(begin)
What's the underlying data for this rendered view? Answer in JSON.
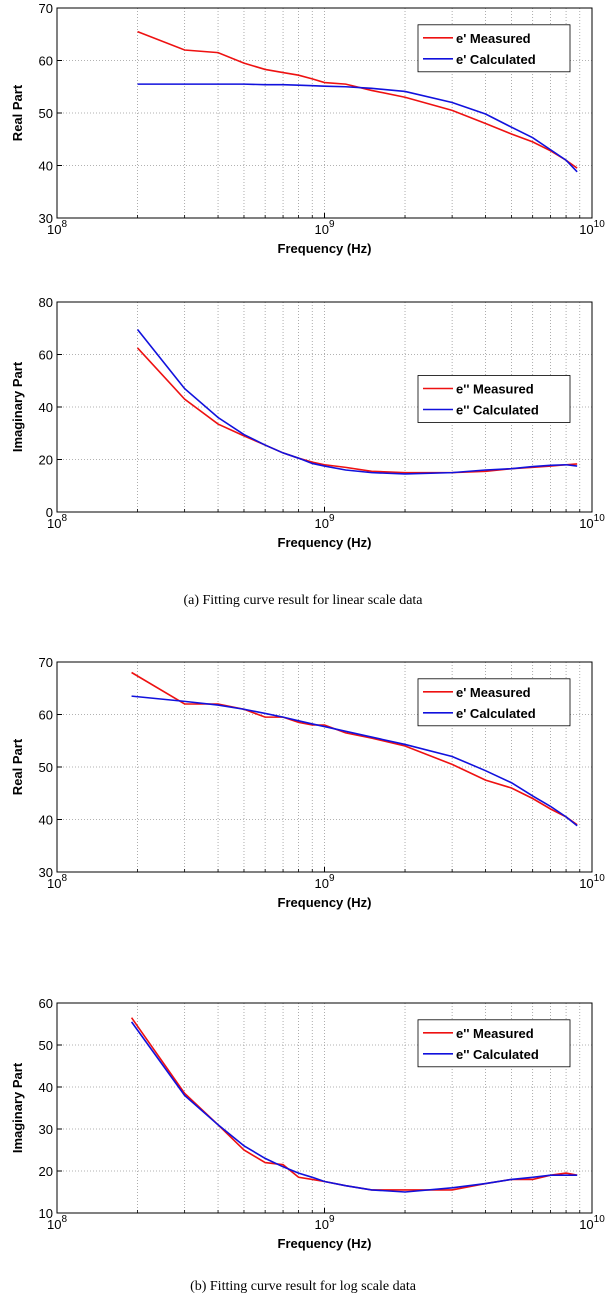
{
  "chart_data": [
    {
      "type": "line",
      "ylabel": "Real Part",
      "xlabel": "Frequency (Hz)",
      "xscale": "log",
      "xlim": [
        100000000,
        10000000000
      ],
      "xticks": [
        {
          "value": 100000000,
          "label": "10^8"
        },
        {
          "value": 1000000000,
          "label": "10^9"
        },
        {
          "value": 10000000000,
          "label": "10^10"
        }
      ],
      "ylim": [
        30,
        70
      ],
      "yticks": [
        30,
        40,
        50,
        60,
        70
      ],
      "grid": true,
      "legend": "upper right",
      "x": [
        200000000,
        300000000,
        400000000,
        500000000,
        600000000,
        700000000,
        800000000,
        900000000,
        1000000000,
        1200000000,
        1500000000,
        2000000000,
        3000000000,
        4000000000,
        5000000000,
        6000000000,
        7000000000,
        8000000000,
        8800000000
      ],
      "series": [
        {
          "name": "e' Measured",
          "color": "#ee1111",
          "values": [
            65.5,
            62,
            61.5,
            59.5,
            58.3,
            57.7,
            57.2,
            56.5,
            55.8,
            55.5,
            54.3,
            53,
            50.5,
            48,
            46,
            44.5,
            42.8,
            41,
            39.5
          ]
        },
        {
          "name": "e' Calculated",
          "color": "#1111dd",
          "values": [
            55.5,
            55.5,
            55.5,
            55.5,
            55.4,
            55.4,
            55.3,
            55.2,
            55.1,
            55,
            54.7,
            54.1,
            52,
            49.8,
            47.3,
            45.3,
            43,
            41,
            38.8
          ]
        }
      ]
    },
    {
      "type": "line",
      "ylabel": "Imaginary Part",
      "xlabel": "Frequency (Hz)",
      "xscale": "log",
      "xlim": [
        100000000,
        10000000000
      ],
      "xticks": [
        {
          "value": 100000000,
          "label": "10^8"
        },
        {
          "value": 1000000000,
          "label": "10^9"
        },
        {
          "value": 10000000000,
          "label": "10^10"
        }
      ],
      "ylim": [
        0,
        80
      ],
      "yticks": [
        0,
        20,
        40,
        60,
        80
      ],
      "grid": true,
      "legend": "right",
      "x": [
        200000000,
        300000000,
        400000000,
        500000000,
        600000000,
        700000000,
        800000000,
        900000000,
        1000000000,
        1200000000,
        1500000000,
        2000000000,
        3000000000,
        4000000000,
        5000000000,
        6000000000,
        7000000000,
        8000000000,
        8800000000
      ],
      "series": [
        {
          "name": "e'' Measured",
          "color": "#ee1111",
          "values": [
            62.5,
            43,
            33.5,
            29,
            25.5,
            22.5,
            20.5,
            19,
            18,
            17,
            15.5,
            15,
            15,
            15.5,
            16.5,
            17,
            17.5,
            18,
            18.3
          ]
        },
        {
          "name": "e'' Calculated",
          "color": "#1111dd",
          "values": [
            69.5,
            47,
            36,
            29.5,
            25.5,
            22.5,
            20.5,
            18.5,
            17.5,
            16,
            15,
            14.5,
            15,
            16,
            16.5,
            17.3,
            17.8,
            18,
            17.5
          ]
        }
      ]
    },
    {
      "type": "line",
      "ylabel": "Real Part",
      "xlabel": "Frequency (Hz)",
      "xscale": "log",
      "xlim": [
        100000000,
        10000000000
      ],
      "xticks": [
        {
          "value": 100000000,
          "label": "10^8"
        },
        {
          "value": 1000000000,
          "label": "10^9"
        },
        {
          "value": 10000000000,
          "label": "10^10"
        }
      ],
      "ylim": [
        30,
        70
      ],
      "yticks": [
        30,
        40,
        50,
        60,
        70
      ],
      "grid": true,
      "legend": "upper right",
      "x": [
        190000000,
        300000000,
        400000000,
        500000000,
        600000000,
        700000000,
        800000000,
        900000000,
        1000000000,
        1200000000,
        1500000000,
        2000000000,
        3000000000,
        4000000000,
        5000000000,
        6000000000,
        7000000000,
        8000000000,
        8800000000
      ],
      "series": [
        {
          "name": "e' Measured",
          "color": "#ee1111",
          "values": [
            68,
            62,
            62,
            61,
            59.5,
            59.5,
            58.5,
            58,
            58,
            56.5,
            55.5,
            54,
            50.5,
            47.5,
            46,
            44,
            42,
            40.5,
            39
          ]
        },
        {
          "name": "e' Calculated",
          "color": "#1111dd",
          "values": [
            63.5,
            62.5,
            61.8,
            61,
            60.2,
            59.5,
            58.8,
            58.2,
            57.7,
            56.8,
            55.7,
            54.3,
            52,
            49.3,
            47,
            44.5,
            42.5,
            40.5,
            38.8
          ]
        }
      ]
    },
    {
      "type": "line",
      "ylabel": "Imaginary Part",
      "xlabel": "Frequency (Hz)",
      "xscale": "log",
      "xlim": [
        100000000,
        10000000000
      ],
      "xticks": [
        {
          "value": 100000000,
          "label": "10^8"
        },
        {
          "value": 1000000000,
          "label": "10^9"
        },
        {
          "value": 10000000000,
          "label": "10^10"
        }
      ],
      "ylim": [
        10,
        60
      ],
      "yticks": [
        10,
        20,
        30,
        40,
        50,
        60
      ],
      "grid": true,
      "legend": "upper right",
      "x": [
        190000000,
        300000000,
        400000000,
        500000000,
        600000000,
        700000000,
        800000000,
        900000000,
        1000000000,
        1200000000,
        1500000000,
        2000000000,
        3000000000,
        4000000000,
        5000000000,
        6000000000,
        7000000000,
        8000000000,
        8800000000
      ],
      "series": [
        {
          "name": "e'' Measured",
          "color": "#ee1111",
          "values": [
            56.5,
            38.5,
            31,
            25,
            22,
            21.5,
            18.5,
            18,
            17.5,
            16.5,
            15.5,
            15.5,
            15.5,
            17,
            18,
            18,
            19,
            19.5,
            19
          ]
        },
        {
          "name": "e'' Calculated",
          "color": "#1111dd",
          "values": [
            55.5,
            38,
            31,
            26,
            23,
            21,
            19.5,
            18.5,
            17.5,
            16.5,
            15.5,
            15,
            16,
            17,
            18,
            18.5,
            19,
            19,
            19
          ]
        }
      ]
    }
  ],
  "captions": [
    "(a) Fitting curve result for linear scale data",
    "(b) Fitting curve result for log scale data"
  ]
}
(end)
* [Stated exercise] Copy out each line exactly, without the pictures.

* [Result of the exercise]
What's the underlying data for this rendered view? Answer in JSON.
{
  "chart_data": [
    {
      "type": "line",
      "ylabel": "Real Part",
      "xlabel": "Frequency (Hz)",
      "xscale": "log",
      "xlim": [
        100000000,
        10000000000
      ],
      "xticks": [
        {
          "value": 100000000,
          "label": "10^8"
        },
        {
          "value": 1000000000,
          "label": "10^9"
        },
        {
          "value": 10000000000,
          "label": "10^10"
        }
      ],
      "ylim": [
        30,
        70
      ],
      "yticks": [
        30,
        40,
        50,
        60,
        70
      ],
      "grid": true,
      "legend": "upper right",
      "x": [
        200000000,
        300000000,
        400000000,
        500000000,
        600000000,
        700000000,
        800000000,
        900000000,
        1000000000,
        1200000000,
        1500000000,
        2000000000,
        3000000000,
        4000000000,
        5000000000,
        6000000000,
        7000000000,
        8000000000,
        8800000000
      ],
      "series": [
        {
          "name": "e' Measured",
          "color": "#ee1111",
          "values": [
            65.5,
            62,
            61.5,
            59.5,
            58.3,
            57.7,
            57.2,
            56.5,
            55.8,
            55.5,
            54.3,
            53,
            50.5,
            48,
            46,
            44.5,
            42.8,
            41,
            39.5
          ]
        },
        {
          "name": "e' Calculated",
          "color": "#1111dd",
          "values": [
            55.5,
            55.5,
            55.5,
            55.5,
            55.4,
            55.4,
            55.3,
            55.2,
            55.1,
            55,
            54.7,
            54.1,
            52,
            49.8,
            47.3,
            45.3,
            43,
            41,
            38.8
          ]
        }
      ]
    },
    {
      "type": "line",
      "ylabel": "Imaginary Part",
      "xlabel": "Frequency (Hz)",
      "xscale": "log",
      "xlim": [
        100000000,
        10000000000
      ],
      "xticks": [
        {
          "value": 100000000,
          "label": "10^8"
        },
        {
          "value": 1000000000,
          "label": "10^9"
        },
        {
          "value": 10000000000,
          "label": "10^10"
        }
      ],
      "ylim": [
        0,
        80
      ],
      "yticks": [
        0,
        20,
        40,
        60,
        80
      ],
      "grid": true,
      "legend": "right",
      "x": [
        200000000,
        300000000,
        400000000,
        500000000,
        600000000,
        700000000,
        800000000,
        900000000,
        1000000000,
        1200000000,
        1500000000,
        2000000000,
        3000000000,
        4000000000,
        5000000000,
        6000000000,
        7000000000,
        8000000000,
        8800000000
      ],
      "series": [
        {
          "name": "e'' Measured",
          "color": "#ee1111",
          "values": [
            62.5,
            43,
            33.5,
            29,
            25.5,
            22.5,
            20.5,
            19,
            18,
            17,
            15.5,
            15,
            15,
            15.5,
            16.5,
            17,
            17.5,
            18,
            18.3
          ]
        },
        {
          "name": "e'' Calculated",
          "color": "#1111dd",
          "values": [
            69.5,
            47,
            36,
            29.5,
            25.5,
            22.5,
            20.5,
            18.5,
            17.5,
            16,
            15,
            14.5,
            15,
            16,
            16.5,
            17.3,
            17.8,
            18,
            17.5
          ]
        }
      ]
    },
    {
      "type": "line",
      "ylabel": "Real Part",
      "xlabel": "Frequency (Hz)",
      "xscale": "log",
      "xlim": [
        100000000,
        10000000000
      ],
      "xticks": [
        {
          "value": 100000000,
          "label": "10^8"
        },
        {
          "value": 1000000000,
          "label": "10^9"
        },
        {
          "value": 10000000000,
          "label": "10^10"
        }
      ],
      "ylim": [
        30,
        70
      ],
      "yticks": [
        30,
        40,
        50,
        60,
        70
      ],
      "grid": true,
      "legend": "upper right",
      "x": [
        190000000,
        300000000,
        400000000,
        500000000,
        600000000,
        700000000,
        800000000,
        900000000,
        1000000000,
        1200000000,
        1500000000,
        2000000000,
        3000000000,
        4000000000,
        5000000000,
        6000000000,
        7000000000,
        8000000000,
        8800000000
      ],
      "series": [
        {
          "name": "e' Measured",
          "color": "#ee1111",
          "values": [
            68,
            62,
            62,
            61,
            59.5,
            59.5,
            58.5,
            58,
            58,
            56.5,
            55.5,
            54,
            50.5,
            47.5,
            46,
            44,
            42,
            40.5,
            39
          ]
        },
        {
          "name": "e' Calculated",
          "color": "#1111dd",
          "values": [
            63.5,
            62.5,
            61.8,
            61,
            60.2,
            59.5,
            58.8,
            58.2,
            57.7,
            56.8,
            55.7,
            54.3,
            52,
            49.3,
            47,
            44.5,
            42.5,
            40.5,
            38.8
          ]
        }
      ]
    },
    {
      "type": "line",
      "ylabel": "Imaginary Part",
      "xlabel": "Frequency (Hz)",
      "xscale": "log",
      "xlim": [
        100000000,
        10000000000
      ],
      "xticks": [
        {
          "value": 100000000,
          "label": "10^8"
        },
        {
          "value": 1000000000,
          "label": "10^9"
        },
        {
          "value": 10000000000,
          "label": "10^10"
        }
      ],
      "ylim": [
        10,
        60
      ],
      "yticks": [
        10,
        20,
        30,
        40,
        50,
        60
      ],
      "grid": true,
      "legend": "upper right",
      "x": [
        190000000,
        300000000,
        400000000,
        500000000,
        600000000,
        700000000,
        800000000,
        900000000,
        1000000000,
        1200000000,
        1500000000,
        2000000000,
        3000000000,
        4000000000,
        5000000000,
        6000000000,
        7000000000,
        8000000000,
        8800000000
      ],
      "series": [
        {
          "name": "e'' Measured",
          "color": "#ee1111",
          "values": [
            56.5,
            38.5,
            31,
            25,
            22,
            21.5,
            18.5,
            18,
            17.5,
            16.5,
            15.5,
            15.5,
            15.5,
            17,
            18,
            18,
            19,
            19.5,
            19
          ]
        },
        {
          "name": "e'' Calculated",
          "color": "#1111dd",
          "values": [
            55.5,
            38,
            31,
            26,
            23,
            21,
            19.5,
            18.5,
            17.5,
            16.5,
            15.5,
            15,
            16,
            17,
            18,
            18.5,
            19,
            19,
            19
          ]
        }
      ]
    }
  ],
  "captions": [
    "(a) Fitting curve result for linear scale data",
    "(b) Fitting curve result for log scale data"
  ]
}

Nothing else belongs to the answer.